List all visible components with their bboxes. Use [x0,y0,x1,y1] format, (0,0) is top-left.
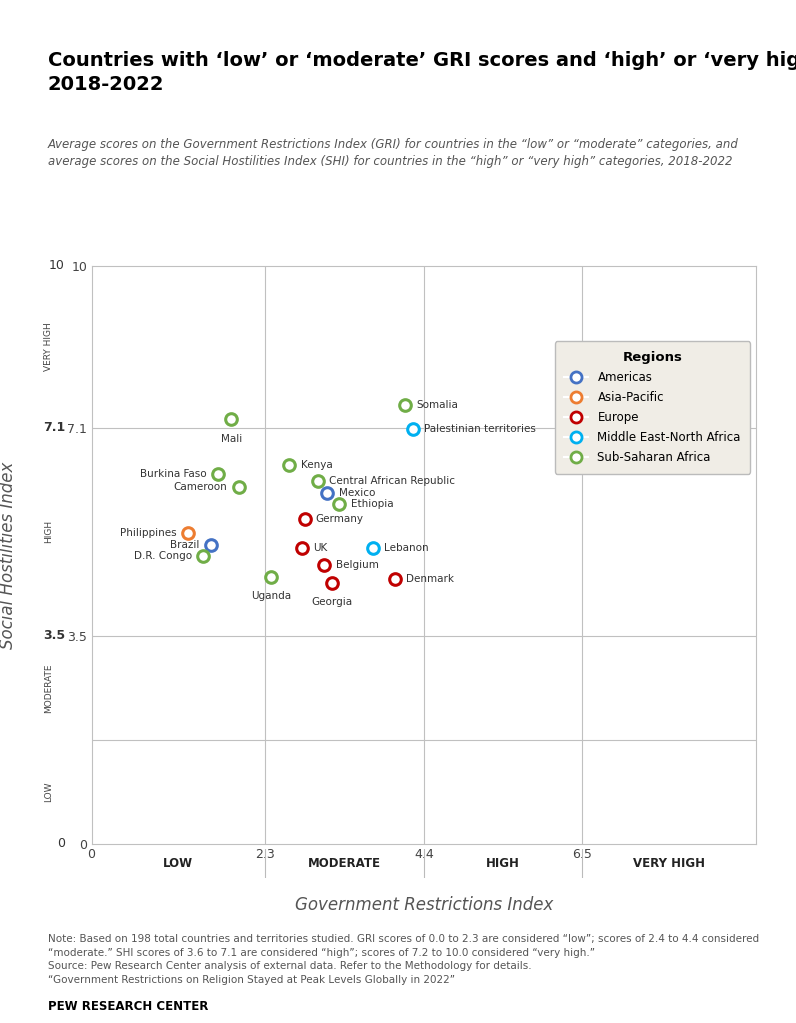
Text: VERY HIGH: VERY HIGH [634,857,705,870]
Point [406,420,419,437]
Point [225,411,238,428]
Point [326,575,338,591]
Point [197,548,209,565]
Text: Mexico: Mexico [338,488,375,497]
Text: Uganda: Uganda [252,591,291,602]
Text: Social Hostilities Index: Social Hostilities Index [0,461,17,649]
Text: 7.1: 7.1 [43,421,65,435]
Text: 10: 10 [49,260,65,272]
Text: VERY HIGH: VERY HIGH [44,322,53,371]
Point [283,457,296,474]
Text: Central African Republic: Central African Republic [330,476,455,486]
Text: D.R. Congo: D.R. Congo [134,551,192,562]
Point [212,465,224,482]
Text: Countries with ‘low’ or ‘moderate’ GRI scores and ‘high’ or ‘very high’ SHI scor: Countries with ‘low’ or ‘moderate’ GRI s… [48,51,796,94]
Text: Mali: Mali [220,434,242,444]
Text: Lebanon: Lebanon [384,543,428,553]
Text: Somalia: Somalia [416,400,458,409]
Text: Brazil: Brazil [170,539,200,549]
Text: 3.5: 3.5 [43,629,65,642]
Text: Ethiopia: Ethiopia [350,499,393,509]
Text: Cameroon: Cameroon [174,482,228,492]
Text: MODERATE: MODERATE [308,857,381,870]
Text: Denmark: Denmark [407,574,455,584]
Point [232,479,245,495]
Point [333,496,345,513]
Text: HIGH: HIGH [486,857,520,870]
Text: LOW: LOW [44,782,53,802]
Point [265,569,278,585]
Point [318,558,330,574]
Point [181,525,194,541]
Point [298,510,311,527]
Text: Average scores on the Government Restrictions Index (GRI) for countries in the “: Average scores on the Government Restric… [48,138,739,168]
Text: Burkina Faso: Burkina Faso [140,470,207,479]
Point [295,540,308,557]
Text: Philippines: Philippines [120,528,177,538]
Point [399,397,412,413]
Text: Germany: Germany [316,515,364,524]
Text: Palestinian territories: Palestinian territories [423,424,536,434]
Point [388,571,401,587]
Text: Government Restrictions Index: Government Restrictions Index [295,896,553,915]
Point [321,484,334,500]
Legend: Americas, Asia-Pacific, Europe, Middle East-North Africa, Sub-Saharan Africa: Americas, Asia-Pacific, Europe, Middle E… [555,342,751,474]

┄┄┄┄┄┄

**REQUIRED WORK:**
Output the data as a Markdown table with the columns Row and Line, starting at the line that contains "Text: VERY HIGH: VERY HIGH [634,857,705,870]" and ending at the line that contains "Text: 7.1: 7.1 [43,421,65,435]". Skip blank lines.

**REPLY TO THE TASK:**
| Row | Line |
|---|---|
| 1 | Text: VERY HIGH: VERY HIGH [634,857,705,870] |
| 2 | Point [406,420,419,437] |
| 3 | Point [225,411,238,428] |
| 4 | Point [326,575,338,591] |
| 5 | Point [197,548,209,565] |
| 6 | Text: Mexico: Mexico [338,488,375,497] |
| 7 | Text: Uganda: Uganda [252,591,291,602] |
| 8 | Text: Social Hostilities Index: Social Hostilities Index [0,461,17,649] |
| 9 | Text: 7.1: 7.1 [43,421,65,435] |